The syntax for defining a user-defined function is as follows:

label ( parameters  ) 
   code
   QUIT expression 

The function must contain a QUIT command followed by an expression. InterSystems IRIS terminates the execution of the function when it encounters the QUIT, and returns the single value that results from the associated expression to the invoking program.

If you specify a QUIT command without an expression, InterSystems IRIS issues an error.

Variables

The invoking program and the called function use the same set of variables, with the following special considerations.

  • InterSystems IRIS executes an implicit NEW command for each parameter in the formal list. This is shown in the following example, where x is reinitialized when myfunc is invoked:

    mainprog
     SET x=7
     SET y=$$myfunc(99)
    myfunc(x)
     WRITE x
     QUIT 66
  • The system saves the current value of the system variable $TEST when it enters the function and restores it when the function terminates. Any change in the $TEST value during execution of the function will be discarded when the function exits, unless you include code to explicitly save it by some other means.

Location of Functions

You can define a user-defined function within the routine that references it, or in a separate routine where multiple programs can reference it. Recommended practice is to use one routine to contain all your user-defined function definitions. In this way, you can easily locate any function definition to examine or update it.

Invoking a User-defined Function

You can invoke a user-defined function using either the $$ prefix, or by using the DO command. The $$ form provides the most functionality, and is generally the preferred form.

Using the $$ Prefix

You can invoke a user-defined function in any context in which an expression is allowed. A user-defined function call takes the form:

$$name([param [,...]])

where

  • name specifies the name of the function. Depending on where the function is defined, name can be specified as:

    • label — A line label within the current routine.

    • label^routine — A line label within the named routine that resides on disk.

    • ^routine — A routine that resides on disk. The routine must contain only the code for the function to be performed.

**Problem 1**.
Please translate this sentence from the text on user-defined functions into Spanish: "If you specify a QUIT command without an expression, InterSystems IRIS issues an error."
**Problem 2**.
Write what comes next in the text on user-defined functions, picking up from its last sentence.

[Dataset entries]
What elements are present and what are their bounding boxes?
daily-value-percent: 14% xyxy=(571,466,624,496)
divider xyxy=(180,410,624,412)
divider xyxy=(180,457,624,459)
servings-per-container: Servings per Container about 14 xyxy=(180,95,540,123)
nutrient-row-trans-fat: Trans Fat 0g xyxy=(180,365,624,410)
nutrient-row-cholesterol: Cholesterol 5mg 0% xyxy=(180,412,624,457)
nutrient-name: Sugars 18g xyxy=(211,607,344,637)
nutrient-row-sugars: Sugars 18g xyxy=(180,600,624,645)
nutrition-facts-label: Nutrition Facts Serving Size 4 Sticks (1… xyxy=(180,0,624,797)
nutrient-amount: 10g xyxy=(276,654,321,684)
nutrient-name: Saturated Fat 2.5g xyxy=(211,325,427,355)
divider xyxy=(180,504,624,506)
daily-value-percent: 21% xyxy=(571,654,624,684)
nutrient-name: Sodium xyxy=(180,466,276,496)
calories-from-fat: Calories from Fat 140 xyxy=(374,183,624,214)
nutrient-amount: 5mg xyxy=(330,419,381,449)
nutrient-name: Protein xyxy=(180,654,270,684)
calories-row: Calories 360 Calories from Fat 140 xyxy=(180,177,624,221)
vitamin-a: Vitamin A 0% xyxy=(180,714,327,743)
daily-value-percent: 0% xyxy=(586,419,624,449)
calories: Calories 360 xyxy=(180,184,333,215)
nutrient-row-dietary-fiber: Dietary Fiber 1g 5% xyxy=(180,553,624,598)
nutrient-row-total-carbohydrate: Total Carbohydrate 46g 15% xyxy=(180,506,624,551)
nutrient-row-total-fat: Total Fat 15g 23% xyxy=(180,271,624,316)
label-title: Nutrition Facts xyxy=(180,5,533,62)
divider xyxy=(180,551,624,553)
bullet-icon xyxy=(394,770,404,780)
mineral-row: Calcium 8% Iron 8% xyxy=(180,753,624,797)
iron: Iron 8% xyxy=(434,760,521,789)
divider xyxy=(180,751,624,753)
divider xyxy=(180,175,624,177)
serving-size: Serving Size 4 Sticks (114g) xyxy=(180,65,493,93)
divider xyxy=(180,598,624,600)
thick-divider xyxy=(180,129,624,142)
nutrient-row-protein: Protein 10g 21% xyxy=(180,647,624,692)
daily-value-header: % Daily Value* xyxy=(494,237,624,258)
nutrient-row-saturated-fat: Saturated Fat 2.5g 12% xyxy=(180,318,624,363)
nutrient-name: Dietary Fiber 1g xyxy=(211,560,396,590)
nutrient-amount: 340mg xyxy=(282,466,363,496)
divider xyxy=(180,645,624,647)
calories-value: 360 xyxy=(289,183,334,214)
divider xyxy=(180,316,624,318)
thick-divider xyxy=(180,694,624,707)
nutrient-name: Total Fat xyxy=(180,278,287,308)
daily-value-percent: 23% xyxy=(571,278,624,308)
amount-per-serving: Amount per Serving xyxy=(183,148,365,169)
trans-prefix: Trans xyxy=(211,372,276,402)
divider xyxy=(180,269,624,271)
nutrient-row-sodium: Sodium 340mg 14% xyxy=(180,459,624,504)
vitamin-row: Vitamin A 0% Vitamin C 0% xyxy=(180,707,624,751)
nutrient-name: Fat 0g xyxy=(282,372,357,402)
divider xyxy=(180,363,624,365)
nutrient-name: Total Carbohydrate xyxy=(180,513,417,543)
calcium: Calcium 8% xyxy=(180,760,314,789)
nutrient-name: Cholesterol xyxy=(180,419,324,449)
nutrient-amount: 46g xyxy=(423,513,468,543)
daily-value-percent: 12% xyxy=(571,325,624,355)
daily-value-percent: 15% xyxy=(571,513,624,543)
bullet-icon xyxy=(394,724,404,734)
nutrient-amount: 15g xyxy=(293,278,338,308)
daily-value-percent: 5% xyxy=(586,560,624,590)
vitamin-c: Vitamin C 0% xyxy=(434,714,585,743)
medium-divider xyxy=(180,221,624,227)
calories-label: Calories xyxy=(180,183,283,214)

**Response 1**.
Si especifica un comando QUIT sin una expresión, InterSystems IRIS emite un error.

**Response 2**.
    A routine is defined within a namespace. You can use an extended routine reference to execute a user-defined function that is located in a routine defined in a namespace other than the current namespace:

      WRITE $$myfunc^|"USER"|routine
  • param specifies the values to be passed to the function. The supplied parameters are known as the actual parameter list. They must match the formal parameter list defined for the function. For example, the function code may expect two parameters, with the first being a numeric value and the second being a string literal. If you specify the string literal for the first parameter and the numeric value for the second, the function may yield an incorrect value or possibly generate an error. Parameters in the formal parameter list always have NEW invoked by the function. See the NEW command. Parameters can be passed by value or by reference. See Parameter Passing. If you pass fewer parameters to the function than are listed in the function’s formal parameter list, parameter defaults are used (if defined); if there are no defaults, these parameters remain undefined.

Using the DO Command

You can invoke a user-defined function using the DO command. (You cannot invoke a system-supplied function using the DO command.) A function invoked using DO does not return a value. That is, the function must generate a return value, but the DO command ignores this return value. This greatly limits the use of DO for invoking user-defined functions.

To invoke a user-defined function using DO, you issue a command in the following syntax:

DO label(param[ ,...])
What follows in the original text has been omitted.